### Stated exercise
The data must be written out once more, precisely as given.

(Figure collection entries)
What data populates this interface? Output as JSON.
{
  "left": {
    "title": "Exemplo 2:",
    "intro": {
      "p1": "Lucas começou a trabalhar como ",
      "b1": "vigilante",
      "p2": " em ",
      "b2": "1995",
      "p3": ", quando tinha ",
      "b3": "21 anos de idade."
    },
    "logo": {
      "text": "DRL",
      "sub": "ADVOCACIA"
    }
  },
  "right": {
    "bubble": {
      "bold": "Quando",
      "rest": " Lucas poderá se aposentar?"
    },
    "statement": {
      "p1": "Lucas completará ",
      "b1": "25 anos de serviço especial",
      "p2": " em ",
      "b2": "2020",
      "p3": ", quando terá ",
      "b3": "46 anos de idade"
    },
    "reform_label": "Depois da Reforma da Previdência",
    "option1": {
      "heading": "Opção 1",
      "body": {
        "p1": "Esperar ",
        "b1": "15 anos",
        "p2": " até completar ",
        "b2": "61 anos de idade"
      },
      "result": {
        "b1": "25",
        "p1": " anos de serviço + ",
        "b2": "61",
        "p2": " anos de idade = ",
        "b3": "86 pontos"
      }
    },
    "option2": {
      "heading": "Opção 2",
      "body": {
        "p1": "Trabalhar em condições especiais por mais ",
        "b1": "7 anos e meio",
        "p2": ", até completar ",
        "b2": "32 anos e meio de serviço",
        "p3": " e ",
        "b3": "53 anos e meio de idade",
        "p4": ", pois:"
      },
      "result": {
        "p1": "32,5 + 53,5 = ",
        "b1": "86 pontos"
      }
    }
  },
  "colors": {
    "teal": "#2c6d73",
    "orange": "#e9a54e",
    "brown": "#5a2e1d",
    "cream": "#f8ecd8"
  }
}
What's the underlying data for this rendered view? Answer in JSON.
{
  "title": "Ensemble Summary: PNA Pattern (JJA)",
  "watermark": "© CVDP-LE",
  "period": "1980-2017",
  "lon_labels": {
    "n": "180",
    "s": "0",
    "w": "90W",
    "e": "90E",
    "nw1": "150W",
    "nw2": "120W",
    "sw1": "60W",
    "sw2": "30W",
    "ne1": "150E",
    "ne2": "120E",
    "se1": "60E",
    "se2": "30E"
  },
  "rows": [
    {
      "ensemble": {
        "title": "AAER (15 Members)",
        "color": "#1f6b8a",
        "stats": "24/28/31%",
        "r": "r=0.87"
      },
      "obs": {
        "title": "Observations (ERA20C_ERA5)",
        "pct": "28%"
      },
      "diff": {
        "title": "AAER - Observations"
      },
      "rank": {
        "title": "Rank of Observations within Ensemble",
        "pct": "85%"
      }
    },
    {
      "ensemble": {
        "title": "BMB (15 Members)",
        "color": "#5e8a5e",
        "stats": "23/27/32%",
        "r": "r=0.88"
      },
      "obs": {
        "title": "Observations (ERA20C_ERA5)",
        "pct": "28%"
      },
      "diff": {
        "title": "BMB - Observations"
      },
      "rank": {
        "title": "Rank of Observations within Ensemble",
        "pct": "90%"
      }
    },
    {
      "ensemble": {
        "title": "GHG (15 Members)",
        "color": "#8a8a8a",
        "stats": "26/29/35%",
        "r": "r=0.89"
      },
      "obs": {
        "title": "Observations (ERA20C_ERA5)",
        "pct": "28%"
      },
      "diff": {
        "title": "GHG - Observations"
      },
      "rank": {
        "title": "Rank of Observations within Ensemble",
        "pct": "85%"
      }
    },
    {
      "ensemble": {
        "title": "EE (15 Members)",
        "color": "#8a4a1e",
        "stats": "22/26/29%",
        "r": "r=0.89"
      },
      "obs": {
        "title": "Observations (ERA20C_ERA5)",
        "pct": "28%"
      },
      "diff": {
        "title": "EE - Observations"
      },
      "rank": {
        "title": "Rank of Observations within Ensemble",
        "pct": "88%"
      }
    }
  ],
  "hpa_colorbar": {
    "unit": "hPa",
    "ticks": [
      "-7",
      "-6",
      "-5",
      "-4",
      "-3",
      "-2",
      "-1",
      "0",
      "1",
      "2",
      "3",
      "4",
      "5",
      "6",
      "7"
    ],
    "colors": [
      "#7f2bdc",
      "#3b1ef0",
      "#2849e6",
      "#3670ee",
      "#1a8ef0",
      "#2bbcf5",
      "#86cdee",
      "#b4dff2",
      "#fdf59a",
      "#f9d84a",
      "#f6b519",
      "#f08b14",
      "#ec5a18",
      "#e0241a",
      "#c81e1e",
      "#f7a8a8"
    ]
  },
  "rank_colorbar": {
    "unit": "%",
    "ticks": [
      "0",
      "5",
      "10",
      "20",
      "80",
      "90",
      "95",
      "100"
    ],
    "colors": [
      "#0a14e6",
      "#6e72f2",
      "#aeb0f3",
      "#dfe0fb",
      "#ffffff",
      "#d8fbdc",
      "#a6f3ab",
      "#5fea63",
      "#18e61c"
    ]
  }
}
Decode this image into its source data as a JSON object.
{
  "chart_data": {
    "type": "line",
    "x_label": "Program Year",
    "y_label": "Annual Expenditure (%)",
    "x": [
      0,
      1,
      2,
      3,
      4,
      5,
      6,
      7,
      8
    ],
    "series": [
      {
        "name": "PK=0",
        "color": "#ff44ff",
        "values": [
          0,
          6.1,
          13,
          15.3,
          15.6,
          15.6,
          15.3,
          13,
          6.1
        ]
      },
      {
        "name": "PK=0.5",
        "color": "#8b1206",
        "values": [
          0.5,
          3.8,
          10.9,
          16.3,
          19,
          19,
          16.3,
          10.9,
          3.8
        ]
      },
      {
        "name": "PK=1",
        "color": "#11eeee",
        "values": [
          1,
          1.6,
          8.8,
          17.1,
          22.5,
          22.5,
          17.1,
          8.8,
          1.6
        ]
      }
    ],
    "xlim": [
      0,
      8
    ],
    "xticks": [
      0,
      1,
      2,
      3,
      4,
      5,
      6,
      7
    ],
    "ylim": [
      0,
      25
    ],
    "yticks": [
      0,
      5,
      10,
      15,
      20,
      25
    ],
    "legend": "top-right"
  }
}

### Reply
What data populates this interface? Output as JSON.
{
  "left": {
    "title": "Exemplo 2:",
    "intro": {
      "p1": "Lucas começou a trabalhar como ",
      "b1": "vigilante",
      "p2": " em ",
      "b2": "1995",
      "p3": ", quando tinha ",
      "b3": "21 anos de idade."
    },
    "logo": {
      "text": "DRL",
      "sub": "ADVOCACIA"
    }
  },
  "right": {
    "bubble": {
      "bold": "Quando",
      "rest": " Lucas poderá se aposentar?"
    },
    "statement": {
      "p1": "Lucas completará ",
      "b1": "25 anos de serviço especial",
      "p2": " em ",
      "b2": "2020",
      "p3": ", quando terá ",
      "b3": "46 anos de idade"
    },
    "reform_label": "Depois da Reforma da Previdência",
    "option1": {
      "heading": "Opção 1",
      "body": {
        "p1": "Esperar ",
        "b1": "15 anos",
        "p2": " até completar ",
        "b2": "61 anos de idade"
      },
      "result": {
        "b1": "25",
        "p1": " anos de serviço + ",
        "b2": "61",
        "p2": " anos de idade = ",
        "b3": "86 pontos"
      }
    },
    "option2": {
      "heading": "Opção 2",
      "body": {
        "p1": "Trabalhar em condições especiais por mais ",
        "b1": "7 anos e meio",
        "p2": ", até completar ",
        "b2": "32 anos e meio de serviço",
        "p3": " e ",
        "b3": "53 anos e meio de idade",
        "p4": ", pois:"
      },
      "result": {
        "p1": "32,5 + 53,5 = ",
        "b1": "86 pontos"
      }
    }
  },
  "colors": {
    "teal": "#2c6d73",
    "orange": "#e9a54e",
    "brown": "#5a2e1d",
    "cream": "#f8ecd8"
  }
}
What's the underlying data for this rendered view? Answer in JSON.
{
  "title": "Ensemble Summary: PNA Pattern (JJA)",
  "watermark": "© CVDP-LE",
  "period": "1980-2017",
  "lon_labels": {
    "n": "180",
    "s": "0",
    "w": "90W",
    "e": "90E",
    "nw1": "150W",
    "nw2": "120W",
    "sw1": "60W",
    "sw2": "30W",
    "ne1": "150E",
    "ne2": "120E",
    "se1": "60E",
    "se2": "30E"
  },
  "rows": [
    {
      "ensemble": {
        "title": "AAER (15 Members)",
        "color": "#1f6b8a",
        "stats": "24/28/31%",
        "r": "r=0.87"
      },
      "obs": {
        "title": "Observations (ERA20C_ERA5)",
        "pct": "28%"
      },
      "diff": {
        "title": "AAER - Observations"
      },
      "rank": {
        "title": "Rank of Observations within Ensemble",
        "pct": "85%"
      }
    },
    {
      "ensemble": {
        "title": "BMB (15 Members)",
        "color": "#5e8a5e",
        "stats": "23/27/32%",
        "r": "r=0.88"
      },
      "obs": {
        "title": "Observations (ERA20C_ERA5)",
        "pct": "28%"
      },
      "diff": {
        "title": "BMB - Observations"
      },
      "rank": {
        "title": "Rank of Observations within Ensemble",
        "pct": "90%"
      }
    },
    {
      "ensemble": {
        "title": "GHG (15 Members)",
        "color": "#8a8a8a",
        "stats": "26/29/35%",
        "r": "r=0.89"
      },
      "obs": {
        "title": "Observations (ERA20C_ERA5)",
        "pct": "28%"
      },
      "diff": {
        "title": "GHG - Observations"
      },
      "rank": {
        "title": "Rank of Observations within Ensemble",
        "pct": "85%"
      }
    },
    {
      "ensemble": {
        "title": "EE (15 Members)",
        "color": "#8a4a1e",
        "stats": "22/26/29%",
        "r": "r=0.89"
      },
      "obs": {
        "title": "Observations (ERA20C_ERA5)",
        "pct": "28%"
      },
      "diff": {
        "title": "EE - Observations"
      },
      "rank": {
        "title": "Rank of Observations within Ensemble",
        "pct": "88%"
      }
    }
  ],
  "hpa_colorbar": {
    "unit": "hPa",
    "ticks": [
      "-7",
      "-6",
      "-5",
      "-4",
      "-3",
      "-2",
      "-1",
      "0",
      "1",
      "2",
      "3",
      "4",
      "5",
      "6",
      "7"
    ],
    "colors": [
      "#7f2bdc",
      "#3b1ef0",
      "#2849e6",
      "#3670ee",
      "#1a8ef0",
      "#2bbcf5",
      "#86cdee",
      "#b4dff2",
      "#fdf59a",
      "#f9d84a",
      "#f6b519",
      "#f08b14",
      "#ec5a18",
      "#e0241a",
      "#c81e1e",
      "#f7a8a8"
    ]
  },
  "rank_colorbar": {
    "unit": "%",
    "ticks": [
      "0",
      "5",
      "10",
      "20",
      "80",
      "90",
      "95",
      "100"
    ],
    "colors": [
      "#0a14e6",
      "#6e72f2",
      "#aeb0f3",
      "#dfe0fb",
      "#ffffff",
      "#d8fbdc",
      "#a6f3ab",
      "#5fea63",
      "#18e61c"
    ]
  }
}
Decode this image into its source data as a JSON object.
{
  "chart_data": {
    "type": "line",
    "x_label": "Program Year",
    "y_label": "Annual Expenditure (%)",
    "x": [
      0,
      1,
      2,
      3,
      4,
      5,
      6,
      7,
      8
    ],
    "series": [
      {
        "name": "PK=0",
        "color": "#ff44ff",
        "values": [
          0,
          6.1,
          13,
          15.3,
          15.6,
          15.6,
          15.3,
          13,
          6.1
        ]
      },
      {
        "name": "PK=0.5",
        "color": "#8b1206",
        "values": [
          0.5,
          3.8,
          10.9,
          16.3,
          19,
          19,
          16.3,
          10.9,
          3.8
        ]
      },
      {
        "name": "PK=1",
        "color": "#11eeee",
        "values": [
          1,
          1.6,
          8.8,
          17.1,
          22.5,
          22.5,
          17.1,
          8.8,
          1.6
        ]
      }
    ],
    "xlim": [
      0,
      8
    ],
    "xticks": [
      0,
      1,
      2,
      3,
      4,
      5,
      6,
      7
    ],
    "ylim": [
      0,
      25
    ],
    "yticks": [
      0,
      5,
      10,
      15,
      20,
      25
    ],
    "legend": "top-right"
  }
}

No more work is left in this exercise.